Copy out each line that includes the word "postępowaniu".

[Recorded data]
▬▬▬▬▬▬
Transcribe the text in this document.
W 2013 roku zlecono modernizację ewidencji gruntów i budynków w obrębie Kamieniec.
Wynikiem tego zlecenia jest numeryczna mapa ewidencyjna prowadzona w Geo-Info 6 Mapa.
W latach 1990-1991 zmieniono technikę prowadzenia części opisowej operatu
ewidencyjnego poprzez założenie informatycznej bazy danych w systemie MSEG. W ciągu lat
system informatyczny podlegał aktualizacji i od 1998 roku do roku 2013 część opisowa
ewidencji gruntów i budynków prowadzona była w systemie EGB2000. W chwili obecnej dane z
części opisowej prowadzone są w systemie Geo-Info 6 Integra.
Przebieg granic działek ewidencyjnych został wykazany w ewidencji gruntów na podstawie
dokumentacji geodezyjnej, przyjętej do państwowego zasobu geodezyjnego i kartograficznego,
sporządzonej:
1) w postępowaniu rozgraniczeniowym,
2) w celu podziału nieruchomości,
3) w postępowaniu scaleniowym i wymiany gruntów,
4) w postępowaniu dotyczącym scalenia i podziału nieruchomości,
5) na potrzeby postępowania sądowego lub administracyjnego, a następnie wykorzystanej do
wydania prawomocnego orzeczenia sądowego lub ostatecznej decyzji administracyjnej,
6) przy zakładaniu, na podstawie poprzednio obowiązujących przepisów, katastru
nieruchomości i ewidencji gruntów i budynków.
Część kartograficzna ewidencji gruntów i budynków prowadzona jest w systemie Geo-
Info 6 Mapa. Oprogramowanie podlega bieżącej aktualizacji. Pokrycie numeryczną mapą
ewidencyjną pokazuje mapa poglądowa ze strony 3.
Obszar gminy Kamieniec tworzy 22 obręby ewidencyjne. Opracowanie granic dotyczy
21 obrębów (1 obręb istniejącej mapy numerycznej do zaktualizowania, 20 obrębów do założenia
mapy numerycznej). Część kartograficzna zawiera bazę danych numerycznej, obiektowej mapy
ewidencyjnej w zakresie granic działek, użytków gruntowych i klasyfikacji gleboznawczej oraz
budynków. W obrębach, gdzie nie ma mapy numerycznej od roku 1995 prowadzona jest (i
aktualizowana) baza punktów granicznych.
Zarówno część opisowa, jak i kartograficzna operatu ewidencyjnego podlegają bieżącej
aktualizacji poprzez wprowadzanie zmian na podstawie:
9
▬▬▬▬▬▬
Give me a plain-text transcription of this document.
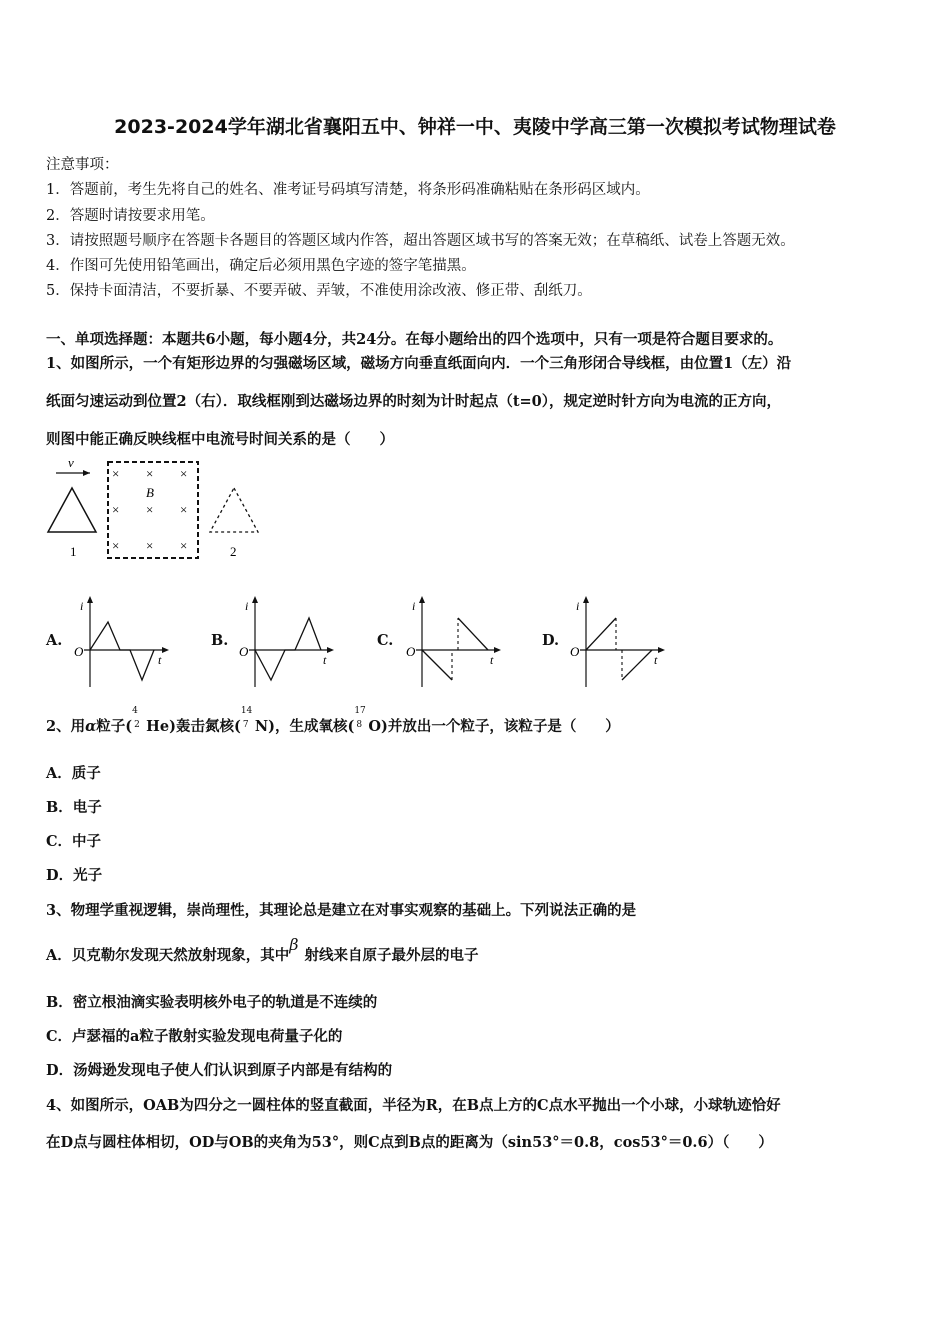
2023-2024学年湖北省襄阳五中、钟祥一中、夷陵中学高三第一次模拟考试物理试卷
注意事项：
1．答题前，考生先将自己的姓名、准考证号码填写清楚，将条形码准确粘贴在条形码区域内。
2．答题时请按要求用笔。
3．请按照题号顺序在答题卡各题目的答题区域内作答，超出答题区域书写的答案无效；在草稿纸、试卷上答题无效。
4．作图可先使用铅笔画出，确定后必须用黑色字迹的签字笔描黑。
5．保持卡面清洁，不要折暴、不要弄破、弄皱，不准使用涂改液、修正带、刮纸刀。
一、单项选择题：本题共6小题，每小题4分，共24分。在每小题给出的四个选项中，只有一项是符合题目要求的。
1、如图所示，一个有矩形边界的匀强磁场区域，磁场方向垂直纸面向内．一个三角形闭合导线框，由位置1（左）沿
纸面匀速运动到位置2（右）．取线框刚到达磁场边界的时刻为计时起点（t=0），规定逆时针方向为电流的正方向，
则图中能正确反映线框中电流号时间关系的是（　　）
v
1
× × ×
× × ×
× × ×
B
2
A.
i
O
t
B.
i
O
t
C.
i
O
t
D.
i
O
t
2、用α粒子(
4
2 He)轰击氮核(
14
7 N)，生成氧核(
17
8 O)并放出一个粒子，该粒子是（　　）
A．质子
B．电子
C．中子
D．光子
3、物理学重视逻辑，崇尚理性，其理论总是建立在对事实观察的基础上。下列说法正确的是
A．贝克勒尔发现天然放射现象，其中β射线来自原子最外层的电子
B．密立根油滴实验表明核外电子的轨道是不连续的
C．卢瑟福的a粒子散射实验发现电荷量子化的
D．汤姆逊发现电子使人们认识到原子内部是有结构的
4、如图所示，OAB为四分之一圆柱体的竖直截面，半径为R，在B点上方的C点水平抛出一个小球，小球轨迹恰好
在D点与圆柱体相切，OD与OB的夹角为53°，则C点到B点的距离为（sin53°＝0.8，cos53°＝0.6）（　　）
▬▬▬▬▬▬
_Written answer_
1) w postępowaniu rozgraniczeniowym,
3) w postępowaniu scaleniowym i wymiany gruntów,
4) w postępowaniu dotyczącym scalenia i podziału nieruchomości,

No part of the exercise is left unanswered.